### What the task asks
Pull out every line below that holds the word "this".

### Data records
******************************
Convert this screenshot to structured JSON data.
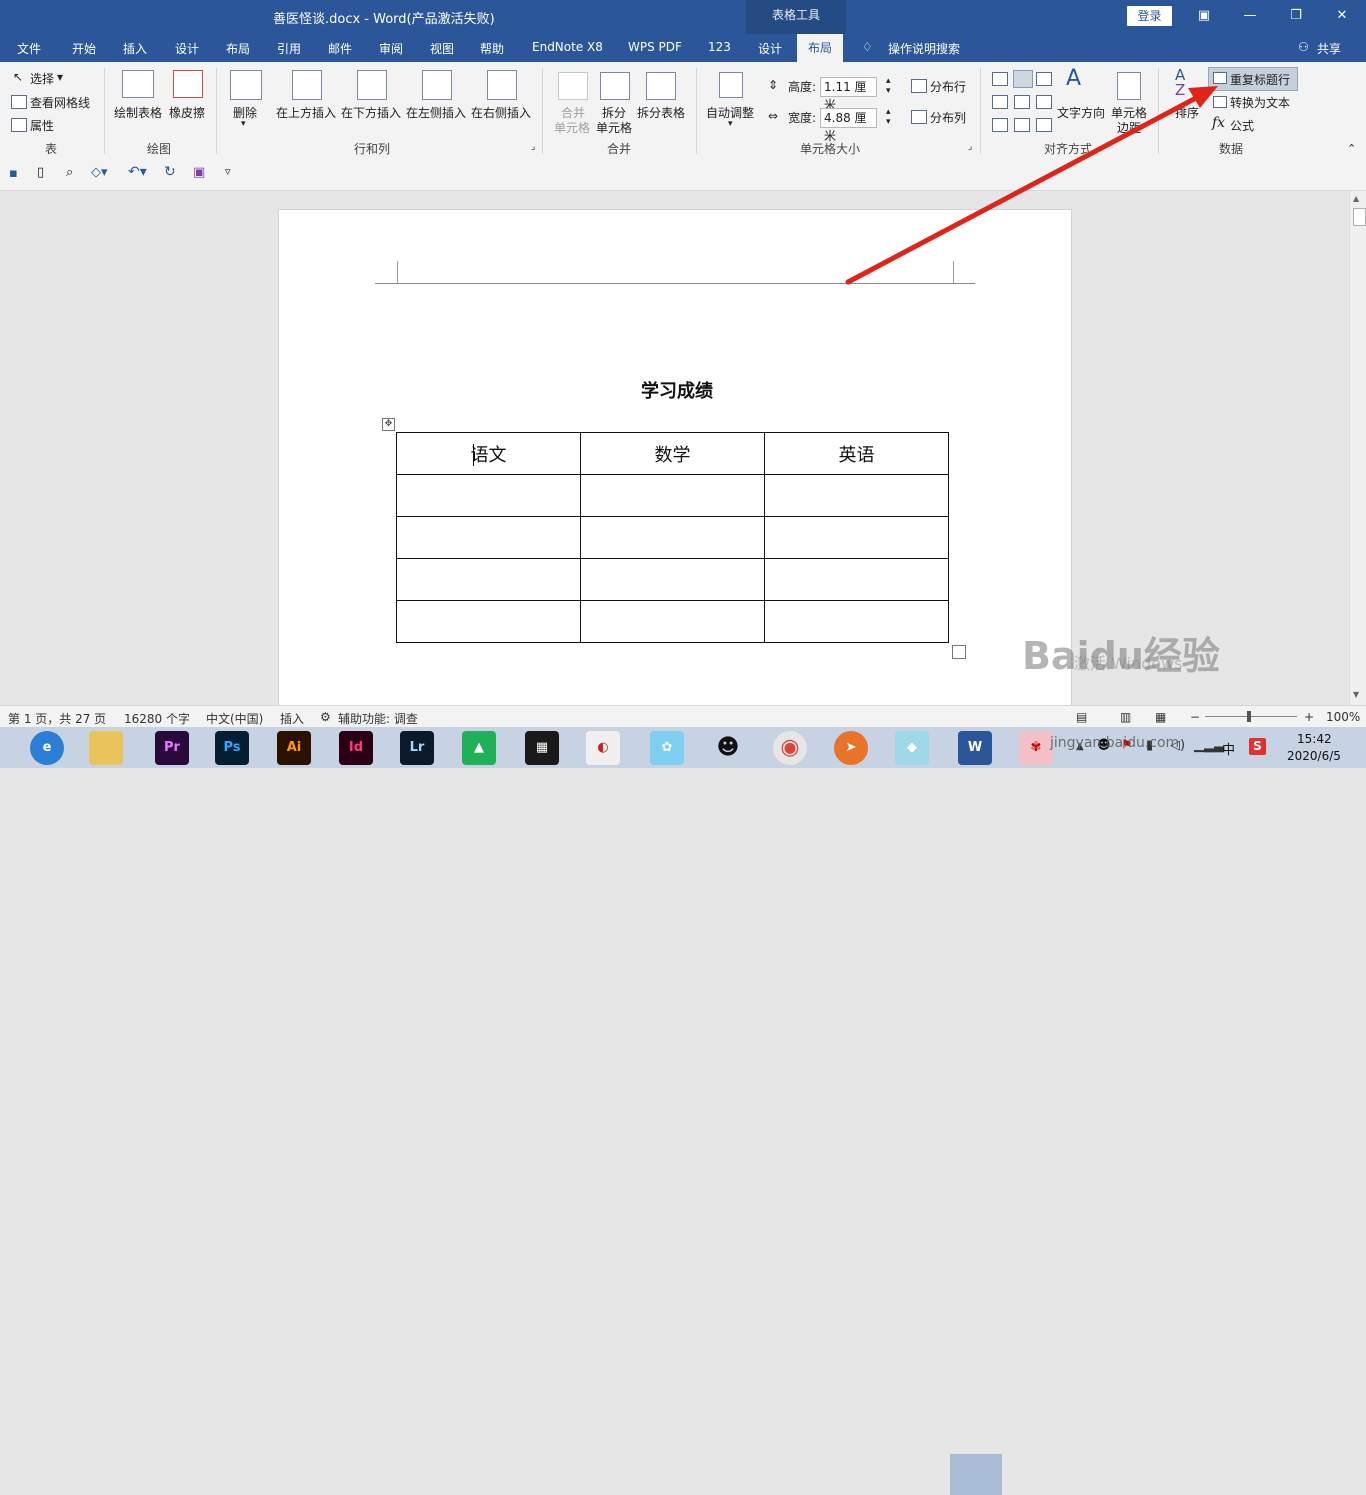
{
  "window": {
    "title": "善医怪谈.docx  -  Word(产品激活失败)",
    "context_tab": "表格工具",
    "login_label": "登录",
    "colors": {
      "brand": "#2b579a",
      "ribbon_bg": "#f3f3f3",
      "arrow": "#e0241a"
    }
  },
  "tabs": [
    "文件",
    "开始",
    "插入",
    "设计",
    "布局",
    "引用",
    "邮件",
    "审阅",
    "视图",
    "帮助",
    "EndNote X8",
    "WPS PDF",
    "123",
    "设计",
    "布局"
  ],
  "active_tab": "布局",
  "tell_me": "操作说明搜索",
  "share": "共享",
  "ribbon": {
    "table_group": {
      "select": "选择",
      "view_gridlines": "查看网格线",
      "properties": "属性",
      "label": "表"
    },
    "draw_group": {
      "draw_table": "绘制表格",
      "eraser": "橡皮擦",
      "label": "绘图"
    },
    "rows_cols_group": {
      "delete": "删除",
      "insert_above": "在上方插入",
      "insert_below": "在下方插入",
      "insert_left": "在左侧插入",
      "insert_right": "在右侧插入",
      "label": "行和列"
    },
    "merge_group": {
      "merge_cells_1": "合并",
      "merge_cells_2": "单元格",
      "split_cells_1": "拆分",
      "split_cells_2": "单元格",
      "split_table": "拆分表格",
      "label": "合并"
    },
    "cell_size_group": {
      "autofit": "自动调整",
      "height_label": "高度:",
      "height_value": "1.11 厘米",
      "width_label": "宽度:",
      "width_value": "4.88 厘米",
      "distribute_rows": "分布行",
      "distribute_cols": "分布列",
      "label": "单元格大小"
    },
    "align_group": {
      "text_direction": "文字方向",
      "cell_margins_1": "单元格",
      "cell_margins_2": "边距",
      "label": "对齐方式"
    },
    "data_group": {
      "sort": "排序",
      "repeat_header": "重复标题行",
      "convert_text": "转换为文本",
      "formula": "公式",
      "label": "数据"
    }
  },
  "document": {
    "heading": "学习成绩",
    "table": {
      "headers": [
        "语文",
        "数学",
        "英语"
      ],
      "rows": [
        [
          "",
          "",
          ""
        ],
        [
          "",
          "",
          ""
        ],
        [
          "",
          "",
          ""
        ],
        [
          "",
          "",
          ""
        ]
      ]
    }
  },
  "status": {
    "page": "第 1 页，共 27 页",
    "words": "16280 个字",
    "language": "中文(中国)",
    "mode": "插入",
    "accessibility": "辅助功能: 调查",
    "zoom": "100%"
  },
  "watermark": {
    "main": "Baidu经验",
    "url": "jingyan.baidu.com",
    "activate": "激活 Windows"
  },
  "taskbar": {
    "apps": [
      "Pr",
      "Ps",
      "Ai",
      "Id",
      "Lr"
    ],
    "ime": "中",
    "time": "15:42",
    "date": "2020/6/5"
  }
}
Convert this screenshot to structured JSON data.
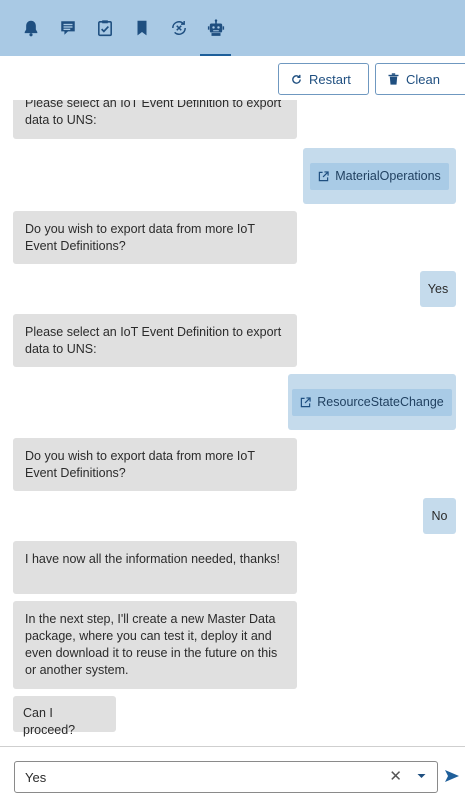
{
  "toolbar": {
    "tabs": [
      {
        "icon": "bell-icon"
      },
      {
        "icon": "chat-icon"
      },
      {
        "icon": "clipboard-check-icon"
      },
      {
        "icon": "bookmark-icon"
      },
      {
        "icon": "sync-error-icon"
      },
      {
        "icon": "robot-icon",
        "active": true
      }
    ],
    "restart_label": "Restart",
    "clean_label": "Clean"
  },
  "chat": {
    "messages": [
      {
        "from": "bot",
        "text": "Please select an IoT Event Definition to export data to UNS:"
      },
      {
        "from": "user",
        "type": "link",
        "text": "MaterialOperations"
      },
      {
        "from": "bot",
        "text": "Do you wish to export data from more IoT Event Definitions?"
      },
      {
        "from": "user",
        "text": "Yes"
      },
      {
        "from": "bot",
        "text": "Please select an IoT Event Definition to export data to UNS:"
      },
      {
        "from": "user",
        "type": "link",
        "text": "ResourceStateChange"
      },
      {
        "from": "bot",
        "text": "Do you wish to export data from more IoT Event Definitions?"
      },
      {
        "from": "user",
        "text": "No"
      },
      {
        "from": "bot",
        "text": "I have now all the information needed, thanks!"
      },
      {
        "from": "bot",
        "text": "In the next step, I'll create a new Master Data package, where you can test it, deploy it and even download it to reuse in the future on this or another system."
      },
      {
        "from": "bot",
        "text": "Can I proceed?"
      }
    ]
  },
  "composer": {
    "value": "Yes"
  },
  "colors": {
    "topbar": "#a9c9e4",
    "bot_bubble": "#e0e0e0",
    "user_bubble": "#c5dbec",
    "accent": "#1f4f80"
  }
}
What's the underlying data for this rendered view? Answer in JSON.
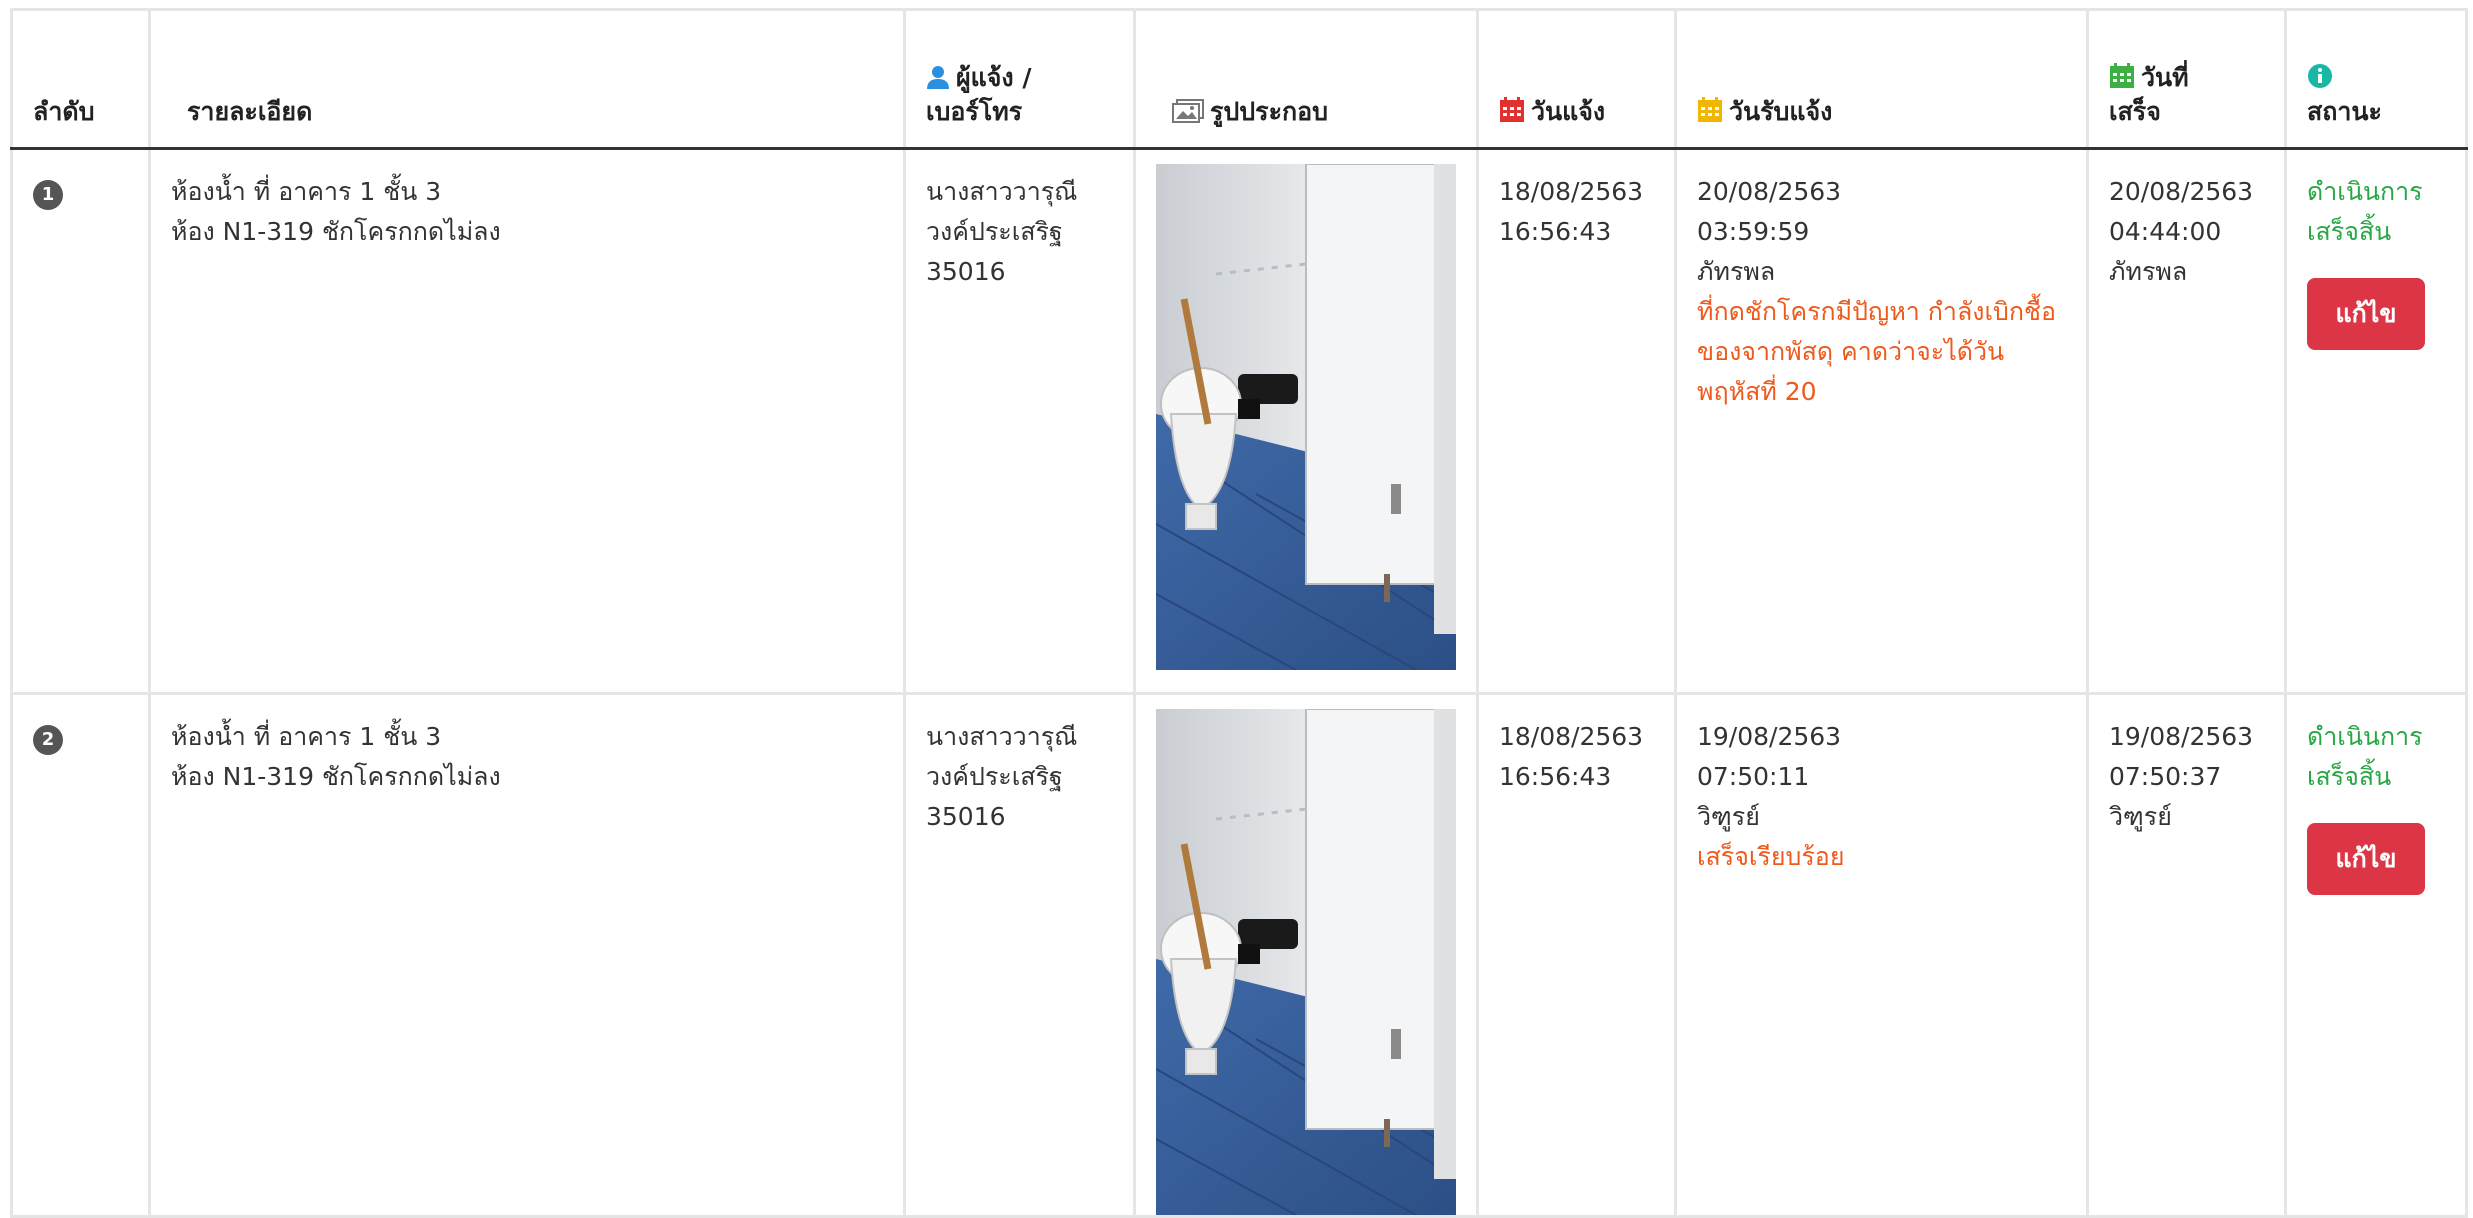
******************************
### Worked solution
Convert this screenshot to structured JSON data.
Convert this screenshot to structured JSON data.
        "text": "In the next step, I'll create a new Master Data package, where you can test it, deploy it and even download it to reuse in the future on this or another system."
What's the underlying data for this rendered view? Answer in JSON.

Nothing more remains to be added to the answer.